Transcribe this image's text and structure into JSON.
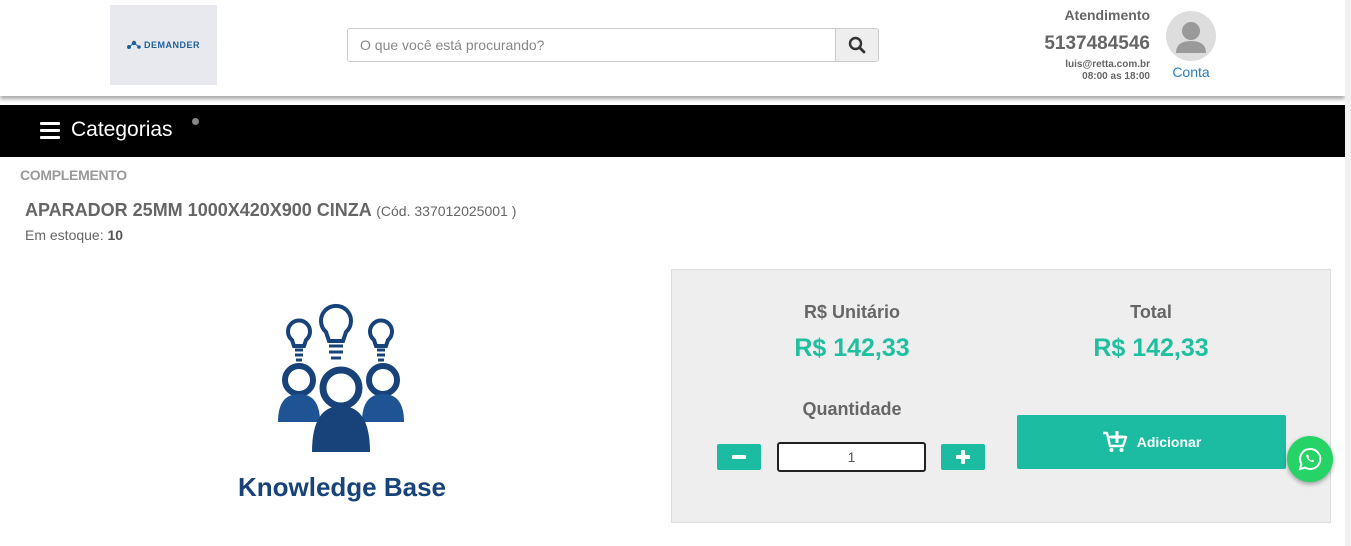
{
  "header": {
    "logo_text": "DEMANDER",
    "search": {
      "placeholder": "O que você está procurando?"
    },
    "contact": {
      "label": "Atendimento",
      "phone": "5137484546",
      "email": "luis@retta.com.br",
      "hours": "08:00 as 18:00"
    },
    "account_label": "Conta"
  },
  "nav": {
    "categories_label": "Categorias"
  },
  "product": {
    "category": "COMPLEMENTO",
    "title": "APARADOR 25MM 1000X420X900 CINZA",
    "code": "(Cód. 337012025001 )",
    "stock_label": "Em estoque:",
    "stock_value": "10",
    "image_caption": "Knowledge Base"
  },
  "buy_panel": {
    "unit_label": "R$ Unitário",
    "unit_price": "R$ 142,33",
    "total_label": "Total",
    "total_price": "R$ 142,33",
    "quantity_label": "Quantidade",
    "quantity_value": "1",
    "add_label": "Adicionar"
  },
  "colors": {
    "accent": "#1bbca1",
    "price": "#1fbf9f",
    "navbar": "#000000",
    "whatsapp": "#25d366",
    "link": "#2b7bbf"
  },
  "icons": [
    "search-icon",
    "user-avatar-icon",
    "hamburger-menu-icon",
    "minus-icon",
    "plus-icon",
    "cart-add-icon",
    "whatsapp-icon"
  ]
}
--------------------------------
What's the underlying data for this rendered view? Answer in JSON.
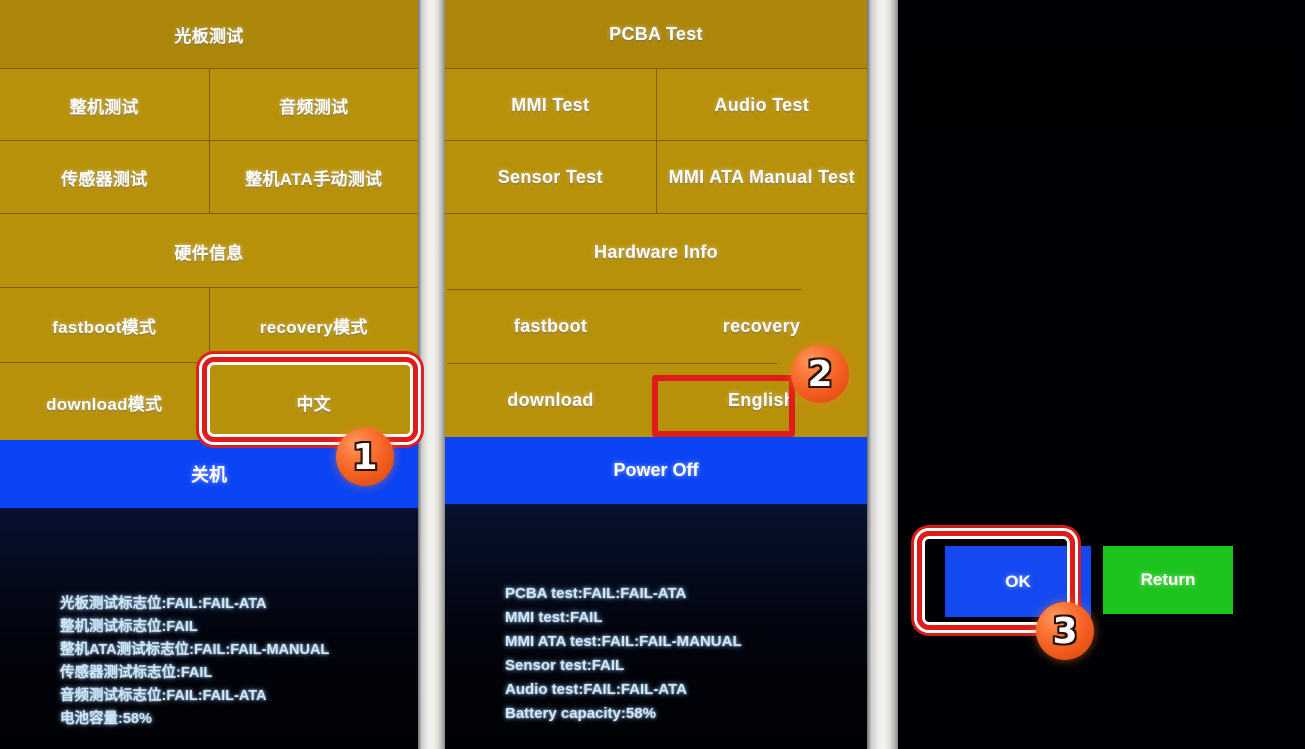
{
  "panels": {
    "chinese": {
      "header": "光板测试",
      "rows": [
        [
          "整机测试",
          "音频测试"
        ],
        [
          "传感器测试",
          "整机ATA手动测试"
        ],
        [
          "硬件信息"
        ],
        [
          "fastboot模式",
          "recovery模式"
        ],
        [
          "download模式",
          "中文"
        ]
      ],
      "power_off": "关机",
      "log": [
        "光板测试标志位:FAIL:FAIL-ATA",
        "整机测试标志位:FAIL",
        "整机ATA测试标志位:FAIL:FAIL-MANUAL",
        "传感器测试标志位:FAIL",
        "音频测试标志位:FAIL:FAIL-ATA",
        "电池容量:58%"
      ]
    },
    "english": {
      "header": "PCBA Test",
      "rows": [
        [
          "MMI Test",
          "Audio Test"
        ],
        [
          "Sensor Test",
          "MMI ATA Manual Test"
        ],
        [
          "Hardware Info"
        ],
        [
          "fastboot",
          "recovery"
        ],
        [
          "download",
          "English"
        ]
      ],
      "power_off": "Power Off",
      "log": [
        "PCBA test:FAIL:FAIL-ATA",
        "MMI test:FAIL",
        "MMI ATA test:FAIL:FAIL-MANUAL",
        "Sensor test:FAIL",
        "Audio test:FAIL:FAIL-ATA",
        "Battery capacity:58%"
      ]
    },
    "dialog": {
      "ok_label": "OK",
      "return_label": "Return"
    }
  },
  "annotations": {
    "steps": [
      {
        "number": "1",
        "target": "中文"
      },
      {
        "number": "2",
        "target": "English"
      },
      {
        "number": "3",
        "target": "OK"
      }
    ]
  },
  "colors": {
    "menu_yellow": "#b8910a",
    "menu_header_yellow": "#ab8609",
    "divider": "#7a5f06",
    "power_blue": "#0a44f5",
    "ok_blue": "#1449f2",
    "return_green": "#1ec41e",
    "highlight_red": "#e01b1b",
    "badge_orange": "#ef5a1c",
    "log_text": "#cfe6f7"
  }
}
--------------------------------
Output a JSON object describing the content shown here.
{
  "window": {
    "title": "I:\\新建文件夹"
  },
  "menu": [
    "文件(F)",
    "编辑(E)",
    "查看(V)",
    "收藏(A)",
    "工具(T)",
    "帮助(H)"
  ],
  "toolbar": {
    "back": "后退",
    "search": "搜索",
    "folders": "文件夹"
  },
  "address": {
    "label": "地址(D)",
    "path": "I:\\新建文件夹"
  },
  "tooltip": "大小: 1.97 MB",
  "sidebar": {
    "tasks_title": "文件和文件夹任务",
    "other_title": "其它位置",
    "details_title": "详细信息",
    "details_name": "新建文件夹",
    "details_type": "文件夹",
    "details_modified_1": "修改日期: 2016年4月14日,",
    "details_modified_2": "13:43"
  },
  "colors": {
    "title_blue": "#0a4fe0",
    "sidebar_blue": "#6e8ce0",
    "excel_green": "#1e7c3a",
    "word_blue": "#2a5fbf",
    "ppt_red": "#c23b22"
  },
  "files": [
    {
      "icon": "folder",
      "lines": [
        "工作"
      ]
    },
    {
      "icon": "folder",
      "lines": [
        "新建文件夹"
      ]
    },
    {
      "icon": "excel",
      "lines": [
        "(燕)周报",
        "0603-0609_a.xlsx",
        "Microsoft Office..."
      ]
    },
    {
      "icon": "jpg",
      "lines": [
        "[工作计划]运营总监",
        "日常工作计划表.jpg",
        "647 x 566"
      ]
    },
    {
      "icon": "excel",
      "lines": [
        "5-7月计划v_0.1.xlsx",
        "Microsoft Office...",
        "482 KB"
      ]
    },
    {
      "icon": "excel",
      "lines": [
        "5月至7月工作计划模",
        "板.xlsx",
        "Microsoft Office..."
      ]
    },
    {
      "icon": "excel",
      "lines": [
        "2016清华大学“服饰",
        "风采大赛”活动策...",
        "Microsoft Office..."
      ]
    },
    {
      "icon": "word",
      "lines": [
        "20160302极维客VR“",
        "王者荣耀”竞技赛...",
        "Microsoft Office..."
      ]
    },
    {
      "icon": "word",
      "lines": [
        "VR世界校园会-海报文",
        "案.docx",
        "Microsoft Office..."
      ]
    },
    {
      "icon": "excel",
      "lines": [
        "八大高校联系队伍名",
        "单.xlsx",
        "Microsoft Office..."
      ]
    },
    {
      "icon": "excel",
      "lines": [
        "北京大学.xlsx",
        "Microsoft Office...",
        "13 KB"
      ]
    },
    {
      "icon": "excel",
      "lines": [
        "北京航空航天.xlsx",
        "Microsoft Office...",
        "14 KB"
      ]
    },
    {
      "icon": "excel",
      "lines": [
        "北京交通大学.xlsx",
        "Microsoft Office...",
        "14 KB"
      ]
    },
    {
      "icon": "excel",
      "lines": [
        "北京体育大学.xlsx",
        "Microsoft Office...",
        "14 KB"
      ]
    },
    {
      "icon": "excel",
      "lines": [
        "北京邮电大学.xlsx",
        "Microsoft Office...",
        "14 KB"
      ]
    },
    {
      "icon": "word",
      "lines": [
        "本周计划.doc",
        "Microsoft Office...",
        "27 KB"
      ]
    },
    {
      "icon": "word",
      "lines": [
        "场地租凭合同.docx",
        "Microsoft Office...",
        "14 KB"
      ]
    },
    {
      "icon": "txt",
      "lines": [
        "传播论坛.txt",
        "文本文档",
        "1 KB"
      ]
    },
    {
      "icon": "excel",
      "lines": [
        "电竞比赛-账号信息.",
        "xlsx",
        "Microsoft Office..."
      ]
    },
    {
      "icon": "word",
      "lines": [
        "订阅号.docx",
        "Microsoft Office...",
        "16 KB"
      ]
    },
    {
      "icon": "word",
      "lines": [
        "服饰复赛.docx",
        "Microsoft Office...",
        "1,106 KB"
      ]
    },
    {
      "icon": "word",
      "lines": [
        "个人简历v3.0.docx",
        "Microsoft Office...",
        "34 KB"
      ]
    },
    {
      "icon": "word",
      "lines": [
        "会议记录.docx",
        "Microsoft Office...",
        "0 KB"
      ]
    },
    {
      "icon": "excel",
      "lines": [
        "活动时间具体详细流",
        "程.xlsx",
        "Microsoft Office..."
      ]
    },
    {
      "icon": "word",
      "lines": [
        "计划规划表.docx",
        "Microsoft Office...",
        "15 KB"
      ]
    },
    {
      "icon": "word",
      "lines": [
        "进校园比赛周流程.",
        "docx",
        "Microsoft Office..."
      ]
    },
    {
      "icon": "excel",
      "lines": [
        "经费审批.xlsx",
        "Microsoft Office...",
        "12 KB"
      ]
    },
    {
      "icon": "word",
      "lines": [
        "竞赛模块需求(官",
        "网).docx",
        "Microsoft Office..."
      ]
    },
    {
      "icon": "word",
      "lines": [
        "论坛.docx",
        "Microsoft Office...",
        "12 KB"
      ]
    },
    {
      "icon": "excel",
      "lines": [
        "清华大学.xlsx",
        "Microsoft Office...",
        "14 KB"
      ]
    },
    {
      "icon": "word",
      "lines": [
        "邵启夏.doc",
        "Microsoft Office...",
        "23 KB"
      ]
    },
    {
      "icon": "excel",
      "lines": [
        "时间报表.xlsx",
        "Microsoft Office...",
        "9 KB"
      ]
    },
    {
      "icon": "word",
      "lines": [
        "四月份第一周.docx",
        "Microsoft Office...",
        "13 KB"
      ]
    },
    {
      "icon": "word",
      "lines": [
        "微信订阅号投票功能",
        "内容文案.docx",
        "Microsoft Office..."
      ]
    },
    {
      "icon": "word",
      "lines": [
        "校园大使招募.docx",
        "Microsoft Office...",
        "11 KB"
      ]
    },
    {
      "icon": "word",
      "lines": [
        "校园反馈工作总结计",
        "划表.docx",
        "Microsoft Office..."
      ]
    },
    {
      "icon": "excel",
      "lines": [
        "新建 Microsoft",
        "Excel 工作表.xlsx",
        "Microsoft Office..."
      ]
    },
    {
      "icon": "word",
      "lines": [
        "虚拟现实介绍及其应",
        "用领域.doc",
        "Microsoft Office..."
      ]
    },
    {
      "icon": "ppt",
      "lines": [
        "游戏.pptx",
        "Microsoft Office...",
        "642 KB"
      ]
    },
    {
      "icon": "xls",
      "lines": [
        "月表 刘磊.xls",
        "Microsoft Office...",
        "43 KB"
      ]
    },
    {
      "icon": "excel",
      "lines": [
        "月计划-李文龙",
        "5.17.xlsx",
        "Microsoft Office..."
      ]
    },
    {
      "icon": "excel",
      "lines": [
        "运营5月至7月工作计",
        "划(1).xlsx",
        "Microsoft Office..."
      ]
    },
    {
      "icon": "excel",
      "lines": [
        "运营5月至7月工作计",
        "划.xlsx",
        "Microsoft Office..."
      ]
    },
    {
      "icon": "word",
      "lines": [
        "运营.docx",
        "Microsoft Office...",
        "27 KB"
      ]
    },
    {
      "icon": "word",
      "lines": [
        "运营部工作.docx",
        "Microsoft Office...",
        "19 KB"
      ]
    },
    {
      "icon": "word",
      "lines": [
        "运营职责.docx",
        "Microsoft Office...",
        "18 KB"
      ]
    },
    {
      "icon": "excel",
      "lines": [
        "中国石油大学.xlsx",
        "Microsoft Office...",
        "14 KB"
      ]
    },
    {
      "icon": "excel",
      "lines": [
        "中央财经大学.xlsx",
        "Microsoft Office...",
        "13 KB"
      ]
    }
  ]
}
--------------------------------
§ Aim of the exercise:
Report each line in the preceding entries that holds the string "FAIL".

§ The result:
        "光板测试标志位:FAIL:FAIL-ATA",
        "整机测试标志位:FAIL",
        "整机ATA测试标志位:FAIL:FAIL-MANUAL",
        "传感器测试标志位:FAIL",
        "音频测试标志位:FAIL:FAIL-ATA",
        "PCBA test:FAIL:FAIL-ATA",
        "MMI test:FAIL",
        "MMI ATA test:FAIL:FAIL-MANUAL",
        "Sensor test:FAIL",
        "Audio test:FAIL:FAIL-ATA",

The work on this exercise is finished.